TO BE DONE: Look through the records below and collect all lines that hold the string "设计意图".

□ □ □ □

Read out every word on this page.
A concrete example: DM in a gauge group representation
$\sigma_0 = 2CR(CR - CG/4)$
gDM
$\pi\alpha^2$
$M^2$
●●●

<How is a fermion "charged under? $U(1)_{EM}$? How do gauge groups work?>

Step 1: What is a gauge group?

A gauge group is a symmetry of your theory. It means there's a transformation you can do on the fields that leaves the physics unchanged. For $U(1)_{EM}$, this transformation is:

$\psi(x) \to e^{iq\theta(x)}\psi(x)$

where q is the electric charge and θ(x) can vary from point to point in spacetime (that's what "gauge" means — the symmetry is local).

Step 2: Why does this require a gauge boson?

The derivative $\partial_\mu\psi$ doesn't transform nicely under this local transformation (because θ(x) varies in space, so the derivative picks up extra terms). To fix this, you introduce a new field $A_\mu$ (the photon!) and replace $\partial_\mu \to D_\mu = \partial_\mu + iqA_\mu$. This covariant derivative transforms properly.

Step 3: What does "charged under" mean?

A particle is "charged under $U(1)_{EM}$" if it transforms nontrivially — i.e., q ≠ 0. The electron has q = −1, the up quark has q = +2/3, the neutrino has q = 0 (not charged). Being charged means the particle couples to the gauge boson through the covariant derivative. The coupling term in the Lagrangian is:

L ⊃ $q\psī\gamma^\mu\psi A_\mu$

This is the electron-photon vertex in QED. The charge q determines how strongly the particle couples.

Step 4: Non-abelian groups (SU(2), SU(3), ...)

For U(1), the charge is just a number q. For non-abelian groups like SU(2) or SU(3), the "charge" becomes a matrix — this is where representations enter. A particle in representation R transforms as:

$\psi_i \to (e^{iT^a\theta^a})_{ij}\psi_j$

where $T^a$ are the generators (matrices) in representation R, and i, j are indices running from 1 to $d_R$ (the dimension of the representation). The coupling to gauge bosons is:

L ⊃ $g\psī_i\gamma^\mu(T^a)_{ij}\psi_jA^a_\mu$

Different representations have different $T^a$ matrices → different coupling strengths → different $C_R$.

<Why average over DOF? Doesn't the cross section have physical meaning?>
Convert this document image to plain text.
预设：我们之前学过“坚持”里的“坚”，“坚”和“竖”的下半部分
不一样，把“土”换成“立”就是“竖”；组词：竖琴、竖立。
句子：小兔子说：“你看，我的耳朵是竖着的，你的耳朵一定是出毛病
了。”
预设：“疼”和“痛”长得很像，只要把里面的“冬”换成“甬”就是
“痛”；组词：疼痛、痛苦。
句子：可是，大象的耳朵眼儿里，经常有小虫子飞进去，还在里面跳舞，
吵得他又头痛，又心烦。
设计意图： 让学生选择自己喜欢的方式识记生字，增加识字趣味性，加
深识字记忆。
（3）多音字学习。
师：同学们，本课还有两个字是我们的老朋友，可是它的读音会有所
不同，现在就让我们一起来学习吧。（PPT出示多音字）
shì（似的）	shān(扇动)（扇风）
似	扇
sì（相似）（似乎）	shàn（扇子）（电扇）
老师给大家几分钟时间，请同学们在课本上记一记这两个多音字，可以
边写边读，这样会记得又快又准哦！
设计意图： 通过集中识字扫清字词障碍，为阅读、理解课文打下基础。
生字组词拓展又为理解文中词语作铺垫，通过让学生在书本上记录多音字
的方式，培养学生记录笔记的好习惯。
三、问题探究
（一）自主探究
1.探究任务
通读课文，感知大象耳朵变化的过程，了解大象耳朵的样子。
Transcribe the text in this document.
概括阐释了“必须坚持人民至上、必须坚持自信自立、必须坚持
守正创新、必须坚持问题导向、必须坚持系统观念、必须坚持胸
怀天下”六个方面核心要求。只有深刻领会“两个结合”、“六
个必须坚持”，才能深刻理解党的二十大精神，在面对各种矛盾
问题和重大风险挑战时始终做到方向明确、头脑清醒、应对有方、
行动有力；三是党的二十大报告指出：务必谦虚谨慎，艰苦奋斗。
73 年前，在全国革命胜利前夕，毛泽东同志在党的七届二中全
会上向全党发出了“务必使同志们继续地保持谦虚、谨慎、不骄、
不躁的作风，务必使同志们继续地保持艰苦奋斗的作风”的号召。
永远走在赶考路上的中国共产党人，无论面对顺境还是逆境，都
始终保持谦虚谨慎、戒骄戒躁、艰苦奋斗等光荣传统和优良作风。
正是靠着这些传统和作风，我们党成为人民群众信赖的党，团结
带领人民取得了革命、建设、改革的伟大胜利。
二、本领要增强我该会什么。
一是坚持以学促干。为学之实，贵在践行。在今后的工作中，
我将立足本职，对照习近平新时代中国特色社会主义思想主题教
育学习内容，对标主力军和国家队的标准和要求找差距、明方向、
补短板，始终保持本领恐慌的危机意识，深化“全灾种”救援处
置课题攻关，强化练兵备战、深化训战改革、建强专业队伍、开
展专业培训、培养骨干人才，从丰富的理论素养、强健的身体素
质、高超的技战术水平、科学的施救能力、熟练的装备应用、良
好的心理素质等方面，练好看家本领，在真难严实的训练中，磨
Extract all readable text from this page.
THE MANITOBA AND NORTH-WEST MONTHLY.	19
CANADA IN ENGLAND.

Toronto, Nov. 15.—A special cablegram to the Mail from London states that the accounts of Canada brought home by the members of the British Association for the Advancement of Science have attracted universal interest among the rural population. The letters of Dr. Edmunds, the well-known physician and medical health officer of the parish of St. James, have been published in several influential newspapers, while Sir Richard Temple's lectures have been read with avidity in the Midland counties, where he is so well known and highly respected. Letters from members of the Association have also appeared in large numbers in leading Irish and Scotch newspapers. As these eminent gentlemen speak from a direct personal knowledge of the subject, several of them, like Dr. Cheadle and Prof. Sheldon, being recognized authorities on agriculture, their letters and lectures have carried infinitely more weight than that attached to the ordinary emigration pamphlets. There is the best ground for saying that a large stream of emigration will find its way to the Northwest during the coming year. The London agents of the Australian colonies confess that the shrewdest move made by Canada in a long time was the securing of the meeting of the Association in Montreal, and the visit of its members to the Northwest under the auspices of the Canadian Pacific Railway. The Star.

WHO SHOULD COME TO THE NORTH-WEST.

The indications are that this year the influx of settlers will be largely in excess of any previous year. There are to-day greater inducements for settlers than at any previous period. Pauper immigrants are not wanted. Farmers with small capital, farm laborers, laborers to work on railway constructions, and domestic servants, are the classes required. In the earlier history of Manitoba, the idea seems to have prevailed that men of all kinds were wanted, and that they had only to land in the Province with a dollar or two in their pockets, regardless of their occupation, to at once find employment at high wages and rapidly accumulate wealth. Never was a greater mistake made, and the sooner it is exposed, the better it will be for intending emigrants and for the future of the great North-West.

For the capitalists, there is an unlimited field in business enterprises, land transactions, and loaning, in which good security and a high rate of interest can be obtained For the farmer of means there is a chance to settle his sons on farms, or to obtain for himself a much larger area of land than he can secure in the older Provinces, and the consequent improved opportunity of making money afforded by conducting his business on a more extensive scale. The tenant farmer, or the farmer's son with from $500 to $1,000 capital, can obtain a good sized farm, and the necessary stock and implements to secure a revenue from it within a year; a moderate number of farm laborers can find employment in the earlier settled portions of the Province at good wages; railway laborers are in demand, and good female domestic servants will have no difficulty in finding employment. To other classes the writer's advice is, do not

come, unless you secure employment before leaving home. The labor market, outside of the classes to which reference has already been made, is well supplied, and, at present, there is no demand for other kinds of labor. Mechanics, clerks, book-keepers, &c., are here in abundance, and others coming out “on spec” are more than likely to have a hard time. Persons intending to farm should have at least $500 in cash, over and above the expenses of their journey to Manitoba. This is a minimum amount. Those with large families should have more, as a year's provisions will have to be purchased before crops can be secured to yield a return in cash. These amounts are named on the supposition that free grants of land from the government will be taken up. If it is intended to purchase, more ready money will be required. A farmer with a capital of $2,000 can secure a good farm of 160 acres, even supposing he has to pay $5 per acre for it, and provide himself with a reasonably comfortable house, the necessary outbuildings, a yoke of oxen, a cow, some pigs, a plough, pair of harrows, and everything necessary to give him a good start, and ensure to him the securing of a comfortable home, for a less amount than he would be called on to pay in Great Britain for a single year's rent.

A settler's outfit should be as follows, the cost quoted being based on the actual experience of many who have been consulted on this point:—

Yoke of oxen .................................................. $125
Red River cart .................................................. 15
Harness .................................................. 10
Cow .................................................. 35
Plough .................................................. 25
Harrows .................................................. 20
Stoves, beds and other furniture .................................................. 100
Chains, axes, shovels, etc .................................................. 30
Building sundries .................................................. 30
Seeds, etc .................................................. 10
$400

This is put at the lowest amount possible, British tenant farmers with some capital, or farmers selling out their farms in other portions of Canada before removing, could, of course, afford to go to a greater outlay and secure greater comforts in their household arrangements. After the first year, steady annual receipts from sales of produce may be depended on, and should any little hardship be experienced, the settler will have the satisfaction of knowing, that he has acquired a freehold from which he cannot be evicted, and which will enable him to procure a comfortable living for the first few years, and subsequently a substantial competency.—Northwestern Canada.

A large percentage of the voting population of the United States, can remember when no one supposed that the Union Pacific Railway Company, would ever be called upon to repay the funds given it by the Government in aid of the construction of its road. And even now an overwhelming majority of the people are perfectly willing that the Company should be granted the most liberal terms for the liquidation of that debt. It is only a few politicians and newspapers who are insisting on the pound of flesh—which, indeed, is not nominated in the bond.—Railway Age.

□ □ □ □

WRITTEN RESPONSE:
设计意图： 让学生选择自己喜欢的方式识记生字，增加识字趣味性，加
设计意图： 通过集中识字扫清字词障碍，为阅读、理解课文打下基础。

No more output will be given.